BEGIN

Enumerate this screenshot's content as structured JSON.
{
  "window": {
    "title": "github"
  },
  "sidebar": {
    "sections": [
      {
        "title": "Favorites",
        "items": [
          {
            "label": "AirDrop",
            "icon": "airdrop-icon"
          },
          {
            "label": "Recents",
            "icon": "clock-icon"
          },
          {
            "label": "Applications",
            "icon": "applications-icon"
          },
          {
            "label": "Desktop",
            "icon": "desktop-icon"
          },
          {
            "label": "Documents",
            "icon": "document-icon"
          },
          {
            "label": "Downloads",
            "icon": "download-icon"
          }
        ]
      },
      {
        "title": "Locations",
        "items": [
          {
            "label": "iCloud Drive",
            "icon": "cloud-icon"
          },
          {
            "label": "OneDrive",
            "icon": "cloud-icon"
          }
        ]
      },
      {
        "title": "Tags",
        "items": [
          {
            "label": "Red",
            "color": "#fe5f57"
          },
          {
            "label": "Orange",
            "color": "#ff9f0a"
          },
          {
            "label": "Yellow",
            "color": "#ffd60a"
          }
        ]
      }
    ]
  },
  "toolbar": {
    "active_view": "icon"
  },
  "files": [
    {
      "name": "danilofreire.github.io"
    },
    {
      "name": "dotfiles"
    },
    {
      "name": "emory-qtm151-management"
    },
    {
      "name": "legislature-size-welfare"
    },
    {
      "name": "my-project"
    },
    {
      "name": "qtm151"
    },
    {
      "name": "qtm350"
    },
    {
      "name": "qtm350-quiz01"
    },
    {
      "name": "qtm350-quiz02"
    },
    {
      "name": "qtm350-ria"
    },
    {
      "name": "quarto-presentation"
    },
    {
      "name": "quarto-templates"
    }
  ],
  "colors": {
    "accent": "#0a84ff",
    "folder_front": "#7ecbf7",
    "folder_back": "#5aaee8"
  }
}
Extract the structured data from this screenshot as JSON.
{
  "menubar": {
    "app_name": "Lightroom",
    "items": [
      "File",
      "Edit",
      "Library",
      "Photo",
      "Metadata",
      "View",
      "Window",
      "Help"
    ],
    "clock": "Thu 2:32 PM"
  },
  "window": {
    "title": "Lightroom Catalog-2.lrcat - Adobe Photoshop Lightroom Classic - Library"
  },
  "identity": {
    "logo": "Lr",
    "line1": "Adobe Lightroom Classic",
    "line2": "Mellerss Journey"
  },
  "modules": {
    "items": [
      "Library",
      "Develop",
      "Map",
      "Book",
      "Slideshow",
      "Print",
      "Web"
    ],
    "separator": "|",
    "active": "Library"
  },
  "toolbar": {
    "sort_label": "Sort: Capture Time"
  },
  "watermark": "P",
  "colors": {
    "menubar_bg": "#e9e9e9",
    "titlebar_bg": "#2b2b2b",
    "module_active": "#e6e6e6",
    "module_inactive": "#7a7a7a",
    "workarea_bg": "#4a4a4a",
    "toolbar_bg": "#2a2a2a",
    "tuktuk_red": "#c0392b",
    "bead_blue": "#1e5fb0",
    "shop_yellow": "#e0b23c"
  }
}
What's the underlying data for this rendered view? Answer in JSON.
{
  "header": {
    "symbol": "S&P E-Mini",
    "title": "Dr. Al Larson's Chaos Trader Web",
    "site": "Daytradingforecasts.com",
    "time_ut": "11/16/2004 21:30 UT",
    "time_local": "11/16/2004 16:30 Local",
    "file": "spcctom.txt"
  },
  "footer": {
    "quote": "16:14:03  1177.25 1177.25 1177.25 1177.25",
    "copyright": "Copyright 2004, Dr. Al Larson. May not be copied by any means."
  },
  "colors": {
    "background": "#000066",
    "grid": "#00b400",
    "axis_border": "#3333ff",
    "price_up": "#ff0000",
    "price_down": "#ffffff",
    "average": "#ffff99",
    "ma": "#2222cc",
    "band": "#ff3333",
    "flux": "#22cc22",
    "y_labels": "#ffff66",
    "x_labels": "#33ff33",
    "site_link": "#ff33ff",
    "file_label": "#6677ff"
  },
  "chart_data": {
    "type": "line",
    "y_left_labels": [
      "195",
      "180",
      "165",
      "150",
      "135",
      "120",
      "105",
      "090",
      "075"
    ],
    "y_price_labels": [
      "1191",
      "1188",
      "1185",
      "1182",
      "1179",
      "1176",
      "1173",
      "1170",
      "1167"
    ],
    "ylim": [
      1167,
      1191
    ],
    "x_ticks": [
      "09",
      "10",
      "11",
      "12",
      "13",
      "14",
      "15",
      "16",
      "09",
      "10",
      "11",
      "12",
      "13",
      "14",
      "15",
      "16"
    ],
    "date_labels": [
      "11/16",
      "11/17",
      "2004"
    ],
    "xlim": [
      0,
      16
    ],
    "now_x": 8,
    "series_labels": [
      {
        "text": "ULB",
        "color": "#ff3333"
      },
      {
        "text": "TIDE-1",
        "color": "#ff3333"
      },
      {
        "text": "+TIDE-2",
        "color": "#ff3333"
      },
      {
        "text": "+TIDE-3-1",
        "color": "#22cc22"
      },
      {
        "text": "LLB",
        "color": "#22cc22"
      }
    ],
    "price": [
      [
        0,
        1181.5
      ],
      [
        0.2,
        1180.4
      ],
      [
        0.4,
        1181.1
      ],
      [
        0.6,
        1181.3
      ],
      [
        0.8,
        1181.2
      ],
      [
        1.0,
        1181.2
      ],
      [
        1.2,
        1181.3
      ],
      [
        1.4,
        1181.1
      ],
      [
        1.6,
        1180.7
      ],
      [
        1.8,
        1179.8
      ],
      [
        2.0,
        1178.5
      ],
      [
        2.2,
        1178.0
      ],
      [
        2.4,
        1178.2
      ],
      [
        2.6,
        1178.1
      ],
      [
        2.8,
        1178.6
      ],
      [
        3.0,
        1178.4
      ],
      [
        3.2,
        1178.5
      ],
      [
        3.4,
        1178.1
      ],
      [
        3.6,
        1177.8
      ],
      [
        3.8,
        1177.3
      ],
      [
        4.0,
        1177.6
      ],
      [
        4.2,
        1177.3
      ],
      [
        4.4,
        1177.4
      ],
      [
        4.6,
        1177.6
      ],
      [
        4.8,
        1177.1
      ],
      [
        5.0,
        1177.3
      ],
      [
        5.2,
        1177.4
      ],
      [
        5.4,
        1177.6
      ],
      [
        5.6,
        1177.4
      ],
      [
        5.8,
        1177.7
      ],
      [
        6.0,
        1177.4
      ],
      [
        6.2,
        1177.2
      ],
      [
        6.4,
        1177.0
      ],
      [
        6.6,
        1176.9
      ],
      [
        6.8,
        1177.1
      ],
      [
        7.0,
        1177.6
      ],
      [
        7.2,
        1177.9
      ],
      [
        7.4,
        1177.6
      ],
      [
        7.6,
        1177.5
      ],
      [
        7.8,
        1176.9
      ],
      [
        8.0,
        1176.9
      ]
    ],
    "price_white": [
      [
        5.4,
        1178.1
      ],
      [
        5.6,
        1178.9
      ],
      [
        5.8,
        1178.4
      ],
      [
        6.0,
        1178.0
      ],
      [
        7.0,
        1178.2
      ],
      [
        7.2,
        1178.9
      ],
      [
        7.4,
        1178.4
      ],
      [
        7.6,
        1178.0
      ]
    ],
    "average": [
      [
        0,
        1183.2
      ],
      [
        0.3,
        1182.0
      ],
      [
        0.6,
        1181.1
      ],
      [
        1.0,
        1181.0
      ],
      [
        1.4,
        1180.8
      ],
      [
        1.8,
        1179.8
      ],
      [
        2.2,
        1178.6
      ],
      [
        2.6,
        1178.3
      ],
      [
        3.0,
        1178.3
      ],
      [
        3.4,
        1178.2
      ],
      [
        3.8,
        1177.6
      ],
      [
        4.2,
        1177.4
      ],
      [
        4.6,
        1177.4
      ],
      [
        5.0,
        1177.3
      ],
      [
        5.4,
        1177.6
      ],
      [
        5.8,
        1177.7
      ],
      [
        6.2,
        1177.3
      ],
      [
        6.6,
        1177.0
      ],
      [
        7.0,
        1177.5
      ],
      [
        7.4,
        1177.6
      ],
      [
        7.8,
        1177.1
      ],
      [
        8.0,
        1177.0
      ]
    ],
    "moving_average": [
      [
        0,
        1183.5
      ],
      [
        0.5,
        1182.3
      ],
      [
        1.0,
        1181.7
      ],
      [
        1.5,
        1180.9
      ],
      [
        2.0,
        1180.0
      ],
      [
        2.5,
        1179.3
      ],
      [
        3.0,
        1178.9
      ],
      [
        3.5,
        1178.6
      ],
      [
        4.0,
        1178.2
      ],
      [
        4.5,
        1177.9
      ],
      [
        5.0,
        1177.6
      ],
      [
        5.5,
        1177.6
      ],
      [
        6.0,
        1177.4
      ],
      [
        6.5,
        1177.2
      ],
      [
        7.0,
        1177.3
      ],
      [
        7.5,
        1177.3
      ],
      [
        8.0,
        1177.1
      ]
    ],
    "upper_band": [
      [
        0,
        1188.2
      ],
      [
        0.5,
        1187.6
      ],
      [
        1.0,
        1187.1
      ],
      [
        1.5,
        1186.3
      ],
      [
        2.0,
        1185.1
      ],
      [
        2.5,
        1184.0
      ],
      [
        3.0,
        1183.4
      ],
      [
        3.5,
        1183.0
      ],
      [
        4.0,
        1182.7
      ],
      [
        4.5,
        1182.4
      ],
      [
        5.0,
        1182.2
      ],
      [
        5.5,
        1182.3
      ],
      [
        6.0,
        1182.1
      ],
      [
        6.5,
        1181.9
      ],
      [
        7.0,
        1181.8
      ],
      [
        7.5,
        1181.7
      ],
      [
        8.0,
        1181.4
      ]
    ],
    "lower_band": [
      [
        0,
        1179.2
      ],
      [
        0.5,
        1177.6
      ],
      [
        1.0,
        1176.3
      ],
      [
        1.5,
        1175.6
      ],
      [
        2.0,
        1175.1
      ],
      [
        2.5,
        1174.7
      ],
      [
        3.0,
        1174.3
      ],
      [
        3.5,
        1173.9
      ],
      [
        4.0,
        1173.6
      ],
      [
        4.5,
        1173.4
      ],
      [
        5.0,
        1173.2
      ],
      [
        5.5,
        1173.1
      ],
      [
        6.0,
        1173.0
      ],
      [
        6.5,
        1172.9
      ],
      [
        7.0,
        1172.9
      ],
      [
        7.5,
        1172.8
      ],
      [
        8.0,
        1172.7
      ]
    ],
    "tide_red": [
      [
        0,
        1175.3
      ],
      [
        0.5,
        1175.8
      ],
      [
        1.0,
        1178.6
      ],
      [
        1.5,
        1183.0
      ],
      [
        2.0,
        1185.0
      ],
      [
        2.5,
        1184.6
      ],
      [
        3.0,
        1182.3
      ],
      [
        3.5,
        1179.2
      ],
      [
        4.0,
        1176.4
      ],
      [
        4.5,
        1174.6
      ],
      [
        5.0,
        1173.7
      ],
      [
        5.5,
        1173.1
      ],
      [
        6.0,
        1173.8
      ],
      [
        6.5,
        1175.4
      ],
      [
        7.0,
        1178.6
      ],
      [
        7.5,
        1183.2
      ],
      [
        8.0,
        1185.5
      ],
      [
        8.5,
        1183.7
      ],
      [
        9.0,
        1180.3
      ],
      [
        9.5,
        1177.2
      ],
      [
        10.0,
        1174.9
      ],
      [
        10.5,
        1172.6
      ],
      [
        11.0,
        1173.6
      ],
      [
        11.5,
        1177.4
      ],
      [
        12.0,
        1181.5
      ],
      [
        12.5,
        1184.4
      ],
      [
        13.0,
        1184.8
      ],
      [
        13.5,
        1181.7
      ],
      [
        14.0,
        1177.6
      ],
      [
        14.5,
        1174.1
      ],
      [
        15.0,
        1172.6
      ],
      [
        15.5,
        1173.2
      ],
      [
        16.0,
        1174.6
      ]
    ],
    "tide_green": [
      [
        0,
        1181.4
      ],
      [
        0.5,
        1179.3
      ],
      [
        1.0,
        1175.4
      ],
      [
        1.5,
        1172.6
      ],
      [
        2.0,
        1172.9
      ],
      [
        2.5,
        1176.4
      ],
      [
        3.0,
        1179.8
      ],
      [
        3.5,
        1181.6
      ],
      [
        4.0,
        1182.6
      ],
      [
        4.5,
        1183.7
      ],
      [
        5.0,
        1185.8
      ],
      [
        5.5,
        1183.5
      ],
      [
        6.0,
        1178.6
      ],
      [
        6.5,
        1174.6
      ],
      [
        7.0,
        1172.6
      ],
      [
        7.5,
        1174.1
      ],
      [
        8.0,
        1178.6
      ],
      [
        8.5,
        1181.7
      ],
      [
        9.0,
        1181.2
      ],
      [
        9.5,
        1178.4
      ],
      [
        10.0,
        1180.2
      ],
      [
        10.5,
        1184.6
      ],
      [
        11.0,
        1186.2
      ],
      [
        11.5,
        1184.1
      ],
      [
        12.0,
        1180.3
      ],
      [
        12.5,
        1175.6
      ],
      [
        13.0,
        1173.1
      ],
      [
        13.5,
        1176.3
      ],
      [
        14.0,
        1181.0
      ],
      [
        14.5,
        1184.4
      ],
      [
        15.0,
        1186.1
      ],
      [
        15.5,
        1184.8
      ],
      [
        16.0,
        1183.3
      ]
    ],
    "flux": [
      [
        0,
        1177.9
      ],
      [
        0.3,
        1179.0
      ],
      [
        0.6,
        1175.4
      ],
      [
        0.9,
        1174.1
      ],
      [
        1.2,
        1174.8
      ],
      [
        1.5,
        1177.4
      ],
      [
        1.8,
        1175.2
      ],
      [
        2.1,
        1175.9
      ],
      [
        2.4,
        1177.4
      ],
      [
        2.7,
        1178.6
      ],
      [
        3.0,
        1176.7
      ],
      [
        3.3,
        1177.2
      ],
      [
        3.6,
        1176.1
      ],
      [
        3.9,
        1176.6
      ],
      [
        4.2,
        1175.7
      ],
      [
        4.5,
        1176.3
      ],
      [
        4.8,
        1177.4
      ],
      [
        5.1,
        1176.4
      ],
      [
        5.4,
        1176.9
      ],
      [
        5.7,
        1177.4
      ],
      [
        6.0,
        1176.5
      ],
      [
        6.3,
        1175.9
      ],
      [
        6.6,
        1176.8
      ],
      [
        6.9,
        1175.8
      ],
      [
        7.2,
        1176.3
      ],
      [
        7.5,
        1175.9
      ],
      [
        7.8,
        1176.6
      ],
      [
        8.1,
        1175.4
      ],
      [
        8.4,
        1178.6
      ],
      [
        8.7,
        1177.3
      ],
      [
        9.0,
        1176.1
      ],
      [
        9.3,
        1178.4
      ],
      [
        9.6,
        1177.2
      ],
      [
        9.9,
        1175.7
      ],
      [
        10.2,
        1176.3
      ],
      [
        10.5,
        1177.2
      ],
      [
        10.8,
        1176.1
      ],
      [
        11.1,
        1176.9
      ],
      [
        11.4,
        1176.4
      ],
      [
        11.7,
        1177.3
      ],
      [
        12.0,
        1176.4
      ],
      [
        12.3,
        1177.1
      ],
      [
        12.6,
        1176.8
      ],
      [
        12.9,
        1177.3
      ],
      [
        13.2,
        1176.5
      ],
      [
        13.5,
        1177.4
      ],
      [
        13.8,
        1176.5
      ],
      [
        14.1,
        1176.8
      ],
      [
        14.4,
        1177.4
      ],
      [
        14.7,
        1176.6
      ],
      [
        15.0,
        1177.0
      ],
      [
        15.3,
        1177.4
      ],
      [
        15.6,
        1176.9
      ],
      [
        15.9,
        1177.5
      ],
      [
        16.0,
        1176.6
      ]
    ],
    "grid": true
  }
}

END

Written problem.
Reproduce every line from the entries that holds the word "Adobe".

Right answer.
    "title": "Lightroom Catalog-2.lrcat - Adobe Photoshop Lightroom Classic - Library"
    "line1": "Adobe Lightroom Classic",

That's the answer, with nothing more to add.